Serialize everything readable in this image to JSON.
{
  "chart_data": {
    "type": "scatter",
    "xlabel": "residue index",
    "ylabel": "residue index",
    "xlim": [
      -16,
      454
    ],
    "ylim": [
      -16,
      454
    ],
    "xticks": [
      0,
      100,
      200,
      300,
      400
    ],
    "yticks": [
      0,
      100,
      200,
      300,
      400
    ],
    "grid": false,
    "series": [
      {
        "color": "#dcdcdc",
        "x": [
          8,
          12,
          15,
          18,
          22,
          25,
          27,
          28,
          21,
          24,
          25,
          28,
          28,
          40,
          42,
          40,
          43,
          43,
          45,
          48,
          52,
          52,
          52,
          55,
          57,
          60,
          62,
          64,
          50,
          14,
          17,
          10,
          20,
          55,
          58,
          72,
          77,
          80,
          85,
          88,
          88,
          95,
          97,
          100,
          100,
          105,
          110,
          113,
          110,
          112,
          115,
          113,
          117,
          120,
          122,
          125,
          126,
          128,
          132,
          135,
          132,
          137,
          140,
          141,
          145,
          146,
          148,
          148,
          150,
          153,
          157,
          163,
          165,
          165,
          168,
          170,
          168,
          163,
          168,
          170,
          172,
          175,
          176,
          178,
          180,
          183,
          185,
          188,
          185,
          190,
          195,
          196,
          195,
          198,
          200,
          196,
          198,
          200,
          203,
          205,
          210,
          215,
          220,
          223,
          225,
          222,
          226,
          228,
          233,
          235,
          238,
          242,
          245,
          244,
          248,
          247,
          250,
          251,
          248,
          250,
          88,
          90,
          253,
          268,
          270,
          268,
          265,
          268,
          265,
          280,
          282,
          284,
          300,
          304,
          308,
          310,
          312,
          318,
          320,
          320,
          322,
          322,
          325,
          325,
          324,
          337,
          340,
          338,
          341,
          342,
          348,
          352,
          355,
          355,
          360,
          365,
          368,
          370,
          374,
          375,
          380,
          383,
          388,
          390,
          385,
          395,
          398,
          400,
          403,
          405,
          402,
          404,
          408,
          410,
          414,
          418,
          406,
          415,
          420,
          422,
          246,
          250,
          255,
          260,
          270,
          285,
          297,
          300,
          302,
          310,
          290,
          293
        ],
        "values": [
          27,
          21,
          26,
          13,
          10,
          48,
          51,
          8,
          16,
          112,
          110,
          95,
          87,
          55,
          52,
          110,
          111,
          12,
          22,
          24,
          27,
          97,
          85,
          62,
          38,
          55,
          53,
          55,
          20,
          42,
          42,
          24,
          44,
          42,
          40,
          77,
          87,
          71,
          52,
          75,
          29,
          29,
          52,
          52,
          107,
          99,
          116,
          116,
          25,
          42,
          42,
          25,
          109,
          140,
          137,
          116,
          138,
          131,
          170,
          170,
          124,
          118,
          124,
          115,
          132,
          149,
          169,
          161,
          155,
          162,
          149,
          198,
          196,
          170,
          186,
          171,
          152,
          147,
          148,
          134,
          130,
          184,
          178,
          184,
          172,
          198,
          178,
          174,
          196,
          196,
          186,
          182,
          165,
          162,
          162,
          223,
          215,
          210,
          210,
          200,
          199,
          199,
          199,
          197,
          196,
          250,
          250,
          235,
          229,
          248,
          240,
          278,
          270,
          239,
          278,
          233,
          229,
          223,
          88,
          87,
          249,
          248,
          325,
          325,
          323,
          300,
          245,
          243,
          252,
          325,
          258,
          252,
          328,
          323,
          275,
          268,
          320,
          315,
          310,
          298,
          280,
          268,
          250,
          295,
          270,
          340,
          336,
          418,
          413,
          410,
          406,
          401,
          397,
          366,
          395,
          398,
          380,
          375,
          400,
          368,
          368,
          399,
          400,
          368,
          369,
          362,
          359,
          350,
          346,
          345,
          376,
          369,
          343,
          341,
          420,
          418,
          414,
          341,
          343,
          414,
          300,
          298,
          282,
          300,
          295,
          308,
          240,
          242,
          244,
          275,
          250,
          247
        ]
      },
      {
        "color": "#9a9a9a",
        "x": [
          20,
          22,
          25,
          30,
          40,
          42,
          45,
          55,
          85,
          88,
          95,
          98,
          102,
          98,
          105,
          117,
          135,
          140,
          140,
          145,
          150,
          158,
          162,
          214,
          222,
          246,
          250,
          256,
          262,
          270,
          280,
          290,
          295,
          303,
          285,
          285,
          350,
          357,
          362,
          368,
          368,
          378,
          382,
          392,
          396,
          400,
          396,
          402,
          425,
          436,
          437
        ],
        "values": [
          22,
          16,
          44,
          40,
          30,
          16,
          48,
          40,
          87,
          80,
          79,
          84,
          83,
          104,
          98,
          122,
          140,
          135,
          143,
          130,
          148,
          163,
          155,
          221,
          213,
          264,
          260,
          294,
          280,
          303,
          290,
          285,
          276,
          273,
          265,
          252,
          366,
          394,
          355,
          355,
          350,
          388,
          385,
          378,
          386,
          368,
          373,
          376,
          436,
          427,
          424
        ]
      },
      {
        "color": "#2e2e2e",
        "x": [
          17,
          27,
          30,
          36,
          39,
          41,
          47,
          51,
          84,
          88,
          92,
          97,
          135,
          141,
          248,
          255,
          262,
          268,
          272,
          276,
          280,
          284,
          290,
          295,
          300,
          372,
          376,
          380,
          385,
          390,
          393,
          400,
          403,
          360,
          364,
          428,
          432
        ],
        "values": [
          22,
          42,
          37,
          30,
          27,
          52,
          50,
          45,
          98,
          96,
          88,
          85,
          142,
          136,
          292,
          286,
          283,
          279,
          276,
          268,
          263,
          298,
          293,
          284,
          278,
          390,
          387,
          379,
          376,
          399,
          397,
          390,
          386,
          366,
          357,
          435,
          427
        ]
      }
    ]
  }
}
..........
Restate each entry exactly, skipping none.

## RESPONSE BELOW
Serialize everything readable in this image to JSON.
{
  "chart_data": {
    "type": "scatter",
    "xlabel": "residue index",
    "ylabel": "residue index",
    "xlim": [
      -16,
      454
    ],
    "ylim": [
      -16,
      454
    ],
    "xticks": [
      0,
      100,
      200,
      300,
      400
    ],
    "yticks": [
      0,
      100,
      200,
      300,
      400
    ],
    "grid": false,
    "series": [
      {
        "color": "#dcdcdc",
        "x": [
          8,
          12,
          15,
          18,
          22,
          25,
          27,
          28,
          21,
          24,
          25,
          28,
          28,
          40,
          42,
          40,
          43,
          43,
          45,
          48,
          52,
          52,
          52,
          55,
          57,
          60,
          62,
          64,
          50,
          14,
          17,
          10,
          20,
          55,
          58,
          72,
          77,
          80,
          85,
          88,
          88,
          95,
          97,
          100,
          100,
          105,
          110,
          113,
          110,
          112,
          115,
          113,
          117,
          120,
          122,
          125,
          126,
          128,
          132,
          135,
          132,
          137,
          140,
          141,
          145,
          146,
          148,
          148,
          150,
          153,
          157,
          163,
          165,
          165,
          168,
          170,
          168,
          163,
          168,
          170,
          172,
          175,
          176,
          178,
          180,
          183,
          185,
          188,
          185,
          190,
          195,
          196,
          195,
          198,
          200,
          196,
          198,
          200,
          203,
          205,
          210,
          215,
          220,
          223,
          225,
          222,
          226,
          228,
          233,
          235,
          238,
          242,
          245,
          244,
          248,
          247,
          250,
          251,
          248,
          250,
          88,
          90,
          253,
          268,
          270,
          268,
          265,
          268,
          265,
          280,
          282,
          284,
          300,
          304,
          308,
          310,
          312,
          318,
          320,
          320,
          322,
          322,
          325,
          325,
          324,
          337,
          340,
          338,
          341,
          342,
          348,
          352,
          355,
          355,
          360,
          365,
          368,
          370,
          374,
          375,
          380,
          383,
          388,
          390,
          385,
          395,
          398,
          400,
          403,
          405,
          402,
          404,
          408,
          410,
          414,
          418,
          406,
          415,
          420,
          422,
          246,
          250,
          255,
          260,
          270,
          285,
          297,
          300,
          302,
          310,
          290,
          293
        ],
        "values": [
          27,
          21,
          26,
          13,
          10,
          48,
          51,
          8,
          16,
          112,
          110,
          95,
          87,
          55,
          52,
          110,
          111,
          12,
          22,
          24,
          27,
          97,
          85,
          62,
          38,
          55,
          53,
          55,
          20,
          42,
          42,
          24,
          44,
          42,
          40,
          77,
          87,
          71,
          52,
          75,
          29,
          29,
          52,
          52,
          107,
          99,
          116,
          116,
          25,
          42,
          42,
          25,
          109,
          140,
          137,
          116,
          138,
          131,
          170,
          170,
          124,
          118,
          124,
          115,
          132,
          149,
          169,
          161,
          155,
          162,
          149,
          198,
          196,
          170,
          186,
          171,
          152,
          147,
          148,
          134,
          130,
          184,
          178,
          184,
          172,
          198,
          178,
          174,
          196,
          196,
          186,
          182,
          165,
          162,
          162,
          223,
          215,
          210,
          210,
          200,
          199,
          199,
          199,
          197,
          196,
          250,
          250,
          235,
          229,
          248,
          240,
          278,
          270,
          239,
          278,
          233,
          229,
          223,
          88,
          87,
          249,
          248,
          325,
          325,
          323,
          300,
          245,
          243,
          252,
          325,
          258,
          252,
          328,
          323,
          275,
          268,
          320,
          315,
          310,
          298,
          280,
          268,
          250,
          295,
          270,
          340,
          336,
          418,
          413,
          410,
          406,
          401,
          397,
          366,
          395,
          398,
          380,
          375,
          400,
          368,
          368,
          399,
          400,
          368,
          369,
          362,
          359,
          350,
          346,
          345,
          376,
          369,
          343,
          341,
          420,
          418,
          414,
          341,
          343,
          414,
          300,
          298,
          282,
          300,
          295,
          308,
          240,
          242,
          244,
          275,
          250,
          247
        ]
      },
      {
        "color": "#9a9a9a",
        "x": [
          20,
          22,
          25,
          30,
          40,
          42,
          45,
          55,
          85,
          88,
          95,
          98,
          102,
          98,
          105,
          117,
          135,
          140,
          140,
          145,
          150,
          158,
          162,
          214,
          222,
          246,
          250,
          256,
          262,
          270,
          280,
          290,
          295,
          303,
          285,
          285,
          350,
          357,
          362,
          368,
          368,
          378,
          382,
          392,
          396,
          400,
          396,
          402,
          425,
          436,
          437
        ],
        "values": [
          22,
          16,
          44,
          40,
          30,
          16,
          48,
          40,
          87,
          80,
          79,
          84,
          83,
          104,
          98,
          122,
          140,
          135,
          143,
          130,
          148,
          163,
          155,
          221,
          213,
          264,
          260,
          294,
          280,
          303,
          290,
          285,
          276,
          273,
          265,
          252,
          366,
          394,
          355,
          355,
          350,
          388,
          385,
          378,
          386,
          368,
          373,
          376,
          436,
          427,
          424
        ]
      },
      {
        "color": "#2e2e2e",
        "x": [
          17,
          27,
          30,
          36,
          39,
          41,
          47,
          51,
          84,
          88,
          92,
          97,
          135,
          141,
          248,
          255,
          262,
          268,
          272,
          276,
          280,
          284,
          290,
          295,
          300,
          372,
          376,
          380,
          385,
          390,
          393,
          400,
          403,
          360,
          364,
          428,
          432
        ],
        "values": [
          22,
          42,
          37,
          30,
          27,
          52,
          50,
          45,
          98,
          96,
          88,
          85,
          142,
          136,
          292,
          286,
          283,
          279,
          276,
          268,
          263,
          298,
          293,
          284,
          278,
          390,
          387,
          379,
          376,
          399,
          397,
          390,
          386,
          366,
          357,
          435,
          427
        ]
      }
    ]
  }
}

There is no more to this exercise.